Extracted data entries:
#####
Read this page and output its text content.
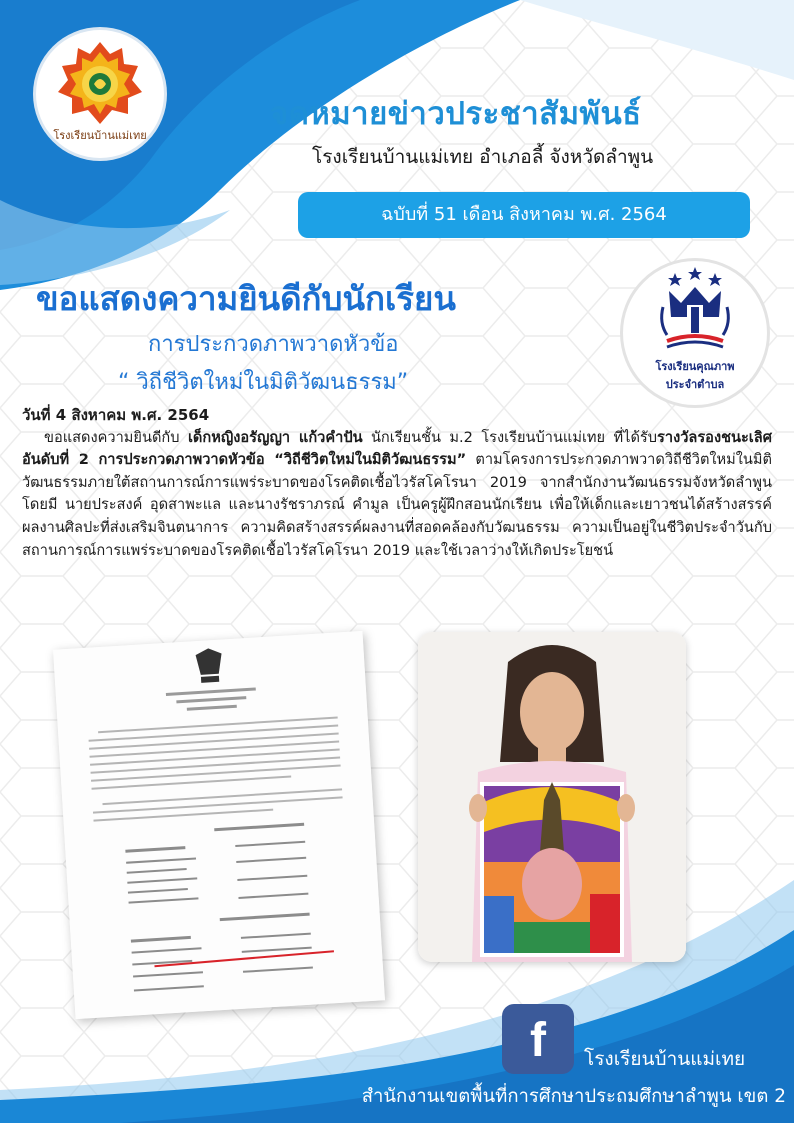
โรงเรียนบ้านแม่เทย
จดหมายข่าวประชาสัมพันธ์
โรงเรียนบ้านแม่เทย อำเภอลี้ จังหวัดลำพูน
ฉบับที่ 51 เดือน สิงหาคม พ.ศ. 2564
ขอแสดงความยินดีกับนักเรียน
การประกวดภาพวาดหัวข้อ
“ วิถีชีวิตใหม่ในมิติวัฒนธรรม”
โรงเรียนคุณภาพ
ประจำตำบล
วันที่ 4 สิงหาคม พ.ศ. 2564

ขอแสดงความยินดีกับ เด็กหญิงอรัญญา แก้วคำปัน นักเรียนชั้น ม.2 โรงเรียนบ้านแม่เทย ที่ได้รับรางวัลรองชนะเลิศ อันดับที่ 2 การประกวดภาพวาดหัวข้อ “วิถีชีวิตใหม่ในมิติวัฒนธรรม” ตามโครงการประกวดภาพวาดวิถีชีวิตใหม่ในมิติวัฒนธรรมภายใต้สถานการณ์การแพร่ระบาดของโรคติดเชื้อไวรัสโคโรนา 2019 จากสำนักงานวัฒนธรรมจังหวัดลำพูน โดยมี นายประสงค์ อุดสาพะแล และนางรัชราภรณ์ คำมูล เป็นครูผู้ฝึกสอนนักเรียน เพื่อให้เด็กและเยาวชนได้สร้างสรรค์ผลงานศิลปะที่ส่งเสริมจินตนาการ ความคิดสร้างสรรค์ผลงานที่สอดคล้องกับวัฒนธรรม ความเป็นอยู่ในชีวิตประจำวันกับสถานการณ์การแพร่ระบาดของโรคติดเชื้อไวรัสโคโรนา 2019 และใช้เวลาว่างให้เกิดประโยชน์

f	โรงเรียนบ้านแม่เทย
สำนักงานเขตพื้นที่การศึกษาประถมศึกษาลำพูน เขต 2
#####
PROMPT: Find the word "งหาคม" and list each line it appears in.

THE RESULT:
ฉบับที่ 51 เดือน สิงหาคม พ.ศ. 2564
วันที่ 4 สิงหาคม พ.ศ. 2564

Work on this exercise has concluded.